* [EXERCISE PROMPT]:
Provide only the number of lines in the records below that include "xlabel".
* START *
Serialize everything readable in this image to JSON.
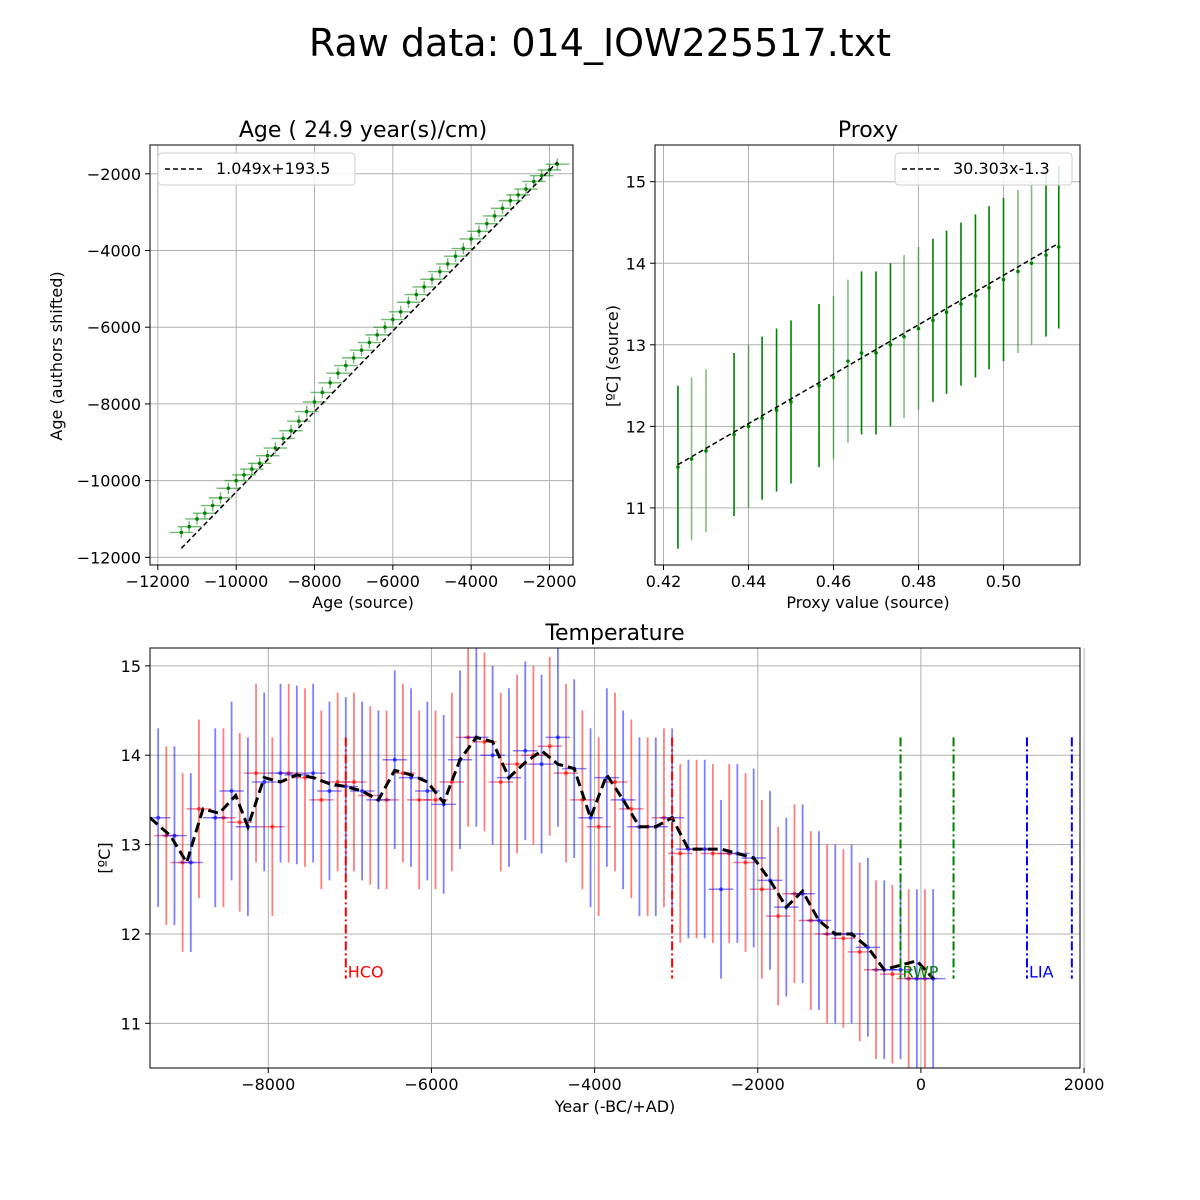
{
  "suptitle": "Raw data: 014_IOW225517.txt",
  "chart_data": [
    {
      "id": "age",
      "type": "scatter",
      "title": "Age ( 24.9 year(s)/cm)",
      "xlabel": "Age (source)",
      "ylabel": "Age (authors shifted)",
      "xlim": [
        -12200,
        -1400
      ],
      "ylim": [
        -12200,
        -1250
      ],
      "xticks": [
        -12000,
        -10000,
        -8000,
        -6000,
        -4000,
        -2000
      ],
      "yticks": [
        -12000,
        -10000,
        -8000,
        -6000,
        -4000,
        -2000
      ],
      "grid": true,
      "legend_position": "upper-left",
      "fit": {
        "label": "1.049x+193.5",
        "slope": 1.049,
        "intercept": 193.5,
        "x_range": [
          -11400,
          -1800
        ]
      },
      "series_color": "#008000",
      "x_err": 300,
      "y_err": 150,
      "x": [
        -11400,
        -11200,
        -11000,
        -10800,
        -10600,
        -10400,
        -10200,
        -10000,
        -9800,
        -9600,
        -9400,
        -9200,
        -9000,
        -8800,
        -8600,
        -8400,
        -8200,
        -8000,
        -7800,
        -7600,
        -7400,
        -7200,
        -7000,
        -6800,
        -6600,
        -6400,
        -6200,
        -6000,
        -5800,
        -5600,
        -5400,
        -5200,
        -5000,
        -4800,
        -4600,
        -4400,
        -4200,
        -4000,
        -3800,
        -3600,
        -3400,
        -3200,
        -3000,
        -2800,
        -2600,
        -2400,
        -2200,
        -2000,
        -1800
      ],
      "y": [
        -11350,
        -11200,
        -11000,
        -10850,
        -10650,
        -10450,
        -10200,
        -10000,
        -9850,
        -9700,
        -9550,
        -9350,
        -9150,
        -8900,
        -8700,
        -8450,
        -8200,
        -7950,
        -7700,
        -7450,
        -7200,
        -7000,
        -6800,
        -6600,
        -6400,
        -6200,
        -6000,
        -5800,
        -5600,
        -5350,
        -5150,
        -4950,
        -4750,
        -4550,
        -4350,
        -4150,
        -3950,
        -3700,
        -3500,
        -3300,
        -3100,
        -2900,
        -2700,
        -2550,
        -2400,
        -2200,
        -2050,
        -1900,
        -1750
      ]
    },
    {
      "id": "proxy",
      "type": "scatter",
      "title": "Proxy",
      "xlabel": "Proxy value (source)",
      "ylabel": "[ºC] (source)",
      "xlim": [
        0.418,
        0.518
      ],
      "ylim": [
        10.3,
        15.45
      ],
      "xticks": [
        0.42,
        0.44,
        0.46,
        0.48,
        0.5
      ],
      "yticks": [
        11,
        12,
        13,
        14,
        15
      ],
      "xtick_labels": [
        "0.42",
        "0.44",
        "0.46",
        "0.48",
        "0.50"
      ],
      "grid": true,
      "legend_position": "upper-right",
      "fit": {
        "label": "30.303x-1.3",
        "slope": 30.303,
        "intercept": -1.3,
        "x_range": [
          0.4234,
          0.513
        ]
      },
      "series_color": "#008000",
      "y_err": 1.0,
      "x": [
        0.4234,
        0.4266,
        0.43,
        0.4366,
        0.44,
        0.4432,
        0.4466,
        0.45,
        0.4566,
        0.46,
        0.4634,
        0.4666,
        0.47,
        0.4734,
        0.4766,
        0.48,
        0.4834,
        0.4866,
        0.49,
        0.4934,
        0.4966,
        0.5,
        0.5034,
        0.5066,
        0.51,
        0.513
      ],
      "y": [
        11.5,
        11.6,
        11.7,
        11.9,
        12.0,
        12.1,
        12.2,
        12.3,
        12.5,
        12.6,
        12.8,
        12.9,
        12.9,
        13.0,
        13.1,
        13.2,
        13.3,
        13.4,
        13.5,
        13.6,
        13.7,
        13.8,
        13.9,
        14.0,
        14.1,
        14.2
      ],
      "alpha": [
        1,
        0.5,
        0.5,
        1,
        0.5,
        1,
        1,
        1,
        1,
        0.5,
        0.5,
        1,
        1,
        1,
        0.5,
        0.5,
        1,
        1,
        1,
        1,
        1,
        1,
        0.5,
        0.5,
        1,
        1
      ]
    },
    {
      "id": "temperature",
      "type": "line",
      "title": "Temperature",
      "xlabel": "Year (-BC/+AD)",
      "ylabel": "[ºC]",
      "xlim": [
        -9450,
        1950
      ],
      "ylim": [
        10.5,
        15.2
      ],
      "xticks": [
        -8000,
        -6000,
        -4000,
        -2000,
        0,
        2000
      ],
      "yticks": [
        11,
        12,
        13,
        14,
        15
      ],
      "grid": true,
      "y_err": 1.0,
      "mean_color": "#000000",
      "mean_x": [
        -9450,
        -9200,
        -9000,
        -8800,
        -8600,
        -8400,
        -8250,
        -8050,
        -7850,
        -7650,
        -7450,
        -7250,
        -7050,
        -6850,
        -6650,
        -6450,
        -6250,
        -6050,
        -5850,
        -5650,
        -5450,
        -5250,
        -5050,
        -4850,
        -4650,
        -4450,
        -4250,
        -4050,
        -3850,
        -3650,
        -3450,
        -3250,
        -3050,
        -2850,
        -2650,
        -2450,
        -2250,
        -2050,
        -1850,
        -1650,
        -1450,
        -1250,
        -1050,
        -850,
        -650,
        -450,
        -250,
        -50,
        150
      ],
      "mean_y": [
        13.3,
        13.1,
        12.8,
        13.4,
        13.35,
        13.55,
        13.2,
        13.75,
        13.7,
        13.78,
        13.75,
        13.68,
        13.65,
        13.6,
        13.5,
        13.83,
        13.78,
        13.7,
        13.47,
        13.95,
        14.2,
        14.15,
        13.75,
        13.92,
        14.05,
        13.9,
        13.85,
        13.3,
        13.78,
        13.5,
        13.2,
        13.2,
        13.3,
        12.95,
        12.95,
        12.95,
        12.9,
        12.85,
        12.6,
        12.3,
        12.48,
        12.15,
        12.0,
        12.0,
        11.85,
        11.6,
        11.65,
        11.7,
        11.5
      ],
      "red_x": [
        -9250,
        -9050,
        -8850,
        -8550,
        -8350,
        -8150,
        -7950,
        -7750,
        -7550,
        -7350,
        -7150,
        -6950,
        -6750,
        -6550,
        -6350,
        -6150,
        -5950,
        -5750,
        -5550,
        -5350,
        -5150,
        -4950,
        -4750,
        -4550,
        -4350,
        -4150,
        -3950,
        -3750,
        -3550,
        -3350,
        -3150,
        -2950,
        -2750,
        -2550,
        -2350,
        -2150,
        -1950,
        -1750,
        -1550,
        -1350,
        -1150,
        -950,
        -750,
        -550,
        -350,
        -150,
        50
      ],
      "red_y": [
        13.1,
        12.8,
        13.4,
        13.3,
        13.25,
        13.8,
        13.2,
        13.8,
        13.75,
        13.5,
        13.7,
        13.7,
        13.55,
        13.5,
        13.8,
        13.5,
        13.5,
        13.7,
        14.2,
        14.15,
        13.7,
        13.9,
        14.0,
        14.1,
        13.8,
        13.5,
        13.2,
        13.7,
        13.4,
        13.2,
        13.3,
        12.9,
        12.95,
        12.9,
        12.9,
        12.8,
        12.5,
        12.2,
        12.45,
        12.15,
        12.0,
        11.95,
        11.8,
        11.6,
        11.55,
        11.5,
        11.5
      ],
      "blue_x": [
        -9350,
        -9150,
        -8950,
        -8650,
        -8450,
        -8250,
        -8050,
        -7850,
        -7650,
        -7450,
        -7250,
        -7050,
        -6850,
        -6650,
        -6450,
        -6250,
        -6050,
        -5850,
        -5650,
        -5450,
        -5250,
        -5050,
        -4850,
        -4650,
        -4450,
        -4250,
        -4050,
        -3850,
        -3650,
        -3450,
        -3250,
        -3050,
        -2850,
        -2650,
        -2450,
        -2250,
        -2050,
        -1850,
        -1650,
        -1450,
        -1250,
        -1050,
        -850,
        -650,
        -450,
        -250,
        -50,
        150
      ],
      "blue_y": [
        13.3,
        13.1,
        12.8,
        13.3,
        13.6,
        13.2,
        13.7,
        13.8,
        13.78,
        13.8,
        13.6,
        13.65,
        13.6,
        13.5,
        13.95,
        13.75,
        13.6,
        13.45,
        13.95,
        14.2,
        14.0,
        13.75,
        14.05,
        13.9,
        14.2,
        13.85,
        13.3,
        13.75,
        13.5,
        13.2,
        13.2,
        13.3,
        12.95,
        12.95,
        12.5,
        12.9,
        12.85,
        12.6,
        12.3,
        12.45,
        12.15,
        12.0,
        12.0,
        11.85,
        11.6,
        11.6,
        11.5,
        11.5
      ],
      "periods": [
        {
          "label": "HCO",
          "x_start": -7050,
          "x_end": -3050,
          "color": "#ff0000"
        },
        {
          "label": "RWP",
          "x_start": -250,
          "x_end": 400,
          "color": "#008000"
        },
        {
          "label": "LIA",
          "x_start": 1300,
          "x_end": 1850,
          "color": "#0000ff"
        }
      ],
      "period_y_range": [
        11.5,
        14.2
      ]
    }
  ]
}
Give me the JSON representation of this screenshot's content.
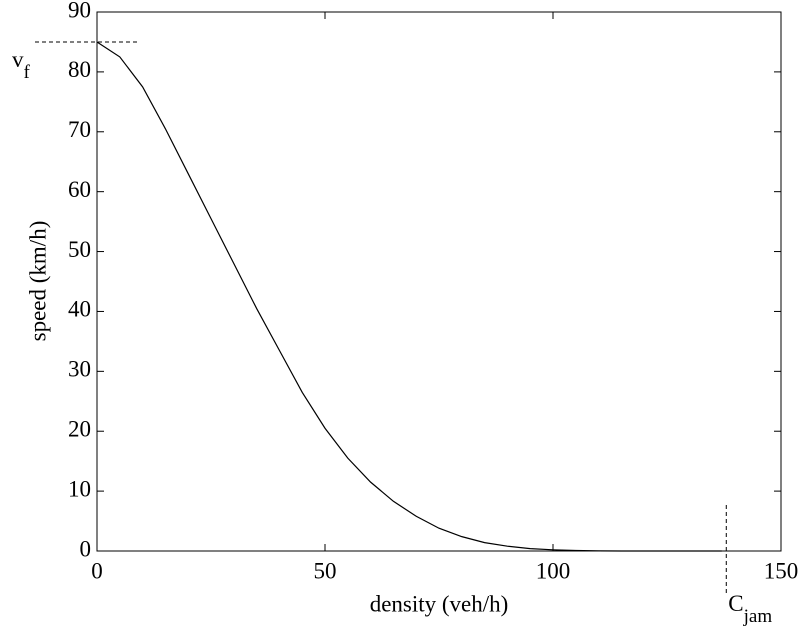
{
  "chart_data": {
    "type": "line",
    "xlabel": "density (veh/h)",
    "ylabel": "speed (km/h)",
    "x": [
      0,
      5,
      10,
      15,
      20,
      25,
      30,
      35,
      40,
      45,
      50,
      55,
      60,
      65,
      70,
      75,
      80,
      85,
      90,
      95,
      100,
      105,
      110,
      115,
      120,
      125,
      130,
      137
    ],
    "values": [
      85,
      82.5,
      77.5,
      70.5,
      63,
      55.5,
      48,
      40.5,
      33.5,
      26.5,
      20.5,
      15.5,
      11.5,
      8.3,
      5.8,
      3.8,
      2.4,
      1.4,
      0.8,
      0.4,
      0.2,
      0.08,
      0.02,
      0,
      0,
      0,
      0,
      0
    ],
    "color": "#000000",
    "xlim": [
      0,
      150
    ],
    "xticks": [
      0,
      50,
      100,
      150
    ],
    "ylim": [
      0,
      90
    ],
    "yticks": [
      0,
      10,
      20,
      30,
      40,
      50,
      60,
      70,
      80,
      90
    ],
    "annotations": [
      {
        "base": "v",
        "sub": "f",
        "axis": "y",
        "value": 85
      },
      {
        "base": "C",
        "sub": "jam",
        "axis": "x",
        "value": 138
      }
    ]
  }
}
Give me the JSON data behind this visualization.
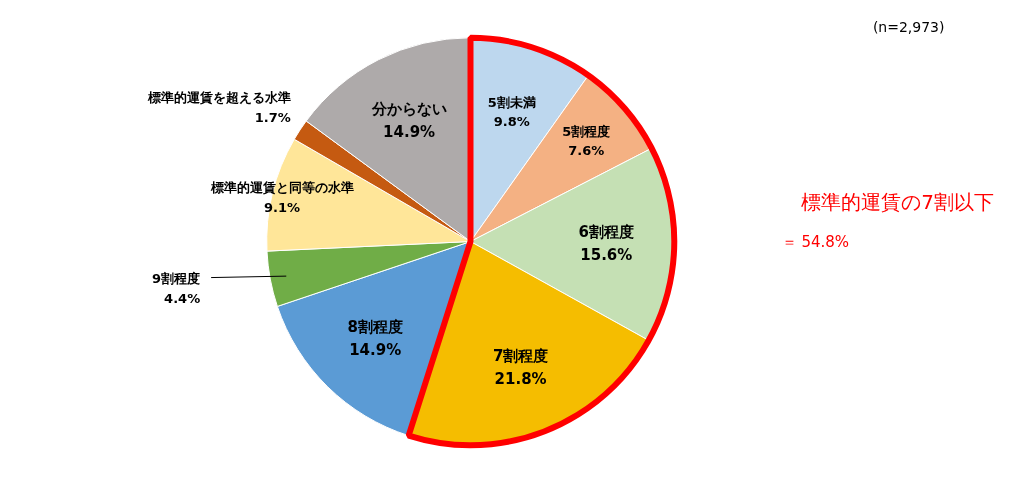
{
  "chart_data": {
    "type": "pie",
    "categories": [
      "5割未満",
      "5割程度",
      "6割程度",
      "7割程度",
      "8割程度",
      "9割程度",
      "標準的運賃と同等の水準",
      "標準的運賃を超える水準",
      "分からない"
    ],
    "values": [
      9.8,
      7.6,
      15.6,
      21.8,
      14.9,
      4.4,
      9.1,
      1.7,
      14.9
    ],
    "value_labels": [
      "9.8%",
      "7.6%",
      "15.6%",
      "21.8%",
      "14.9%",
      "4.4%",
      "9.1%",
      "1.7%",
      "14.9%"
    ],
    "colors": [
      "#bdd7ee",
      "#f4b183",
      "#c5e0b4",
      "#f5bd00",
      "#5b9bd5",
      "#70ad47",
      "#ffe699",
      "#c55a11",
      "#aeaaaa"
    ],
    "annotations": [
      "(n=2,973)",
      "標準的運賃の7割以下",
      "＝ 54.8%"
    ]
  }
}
* END *
* [RESULT OF THIS EXERCISE]:
4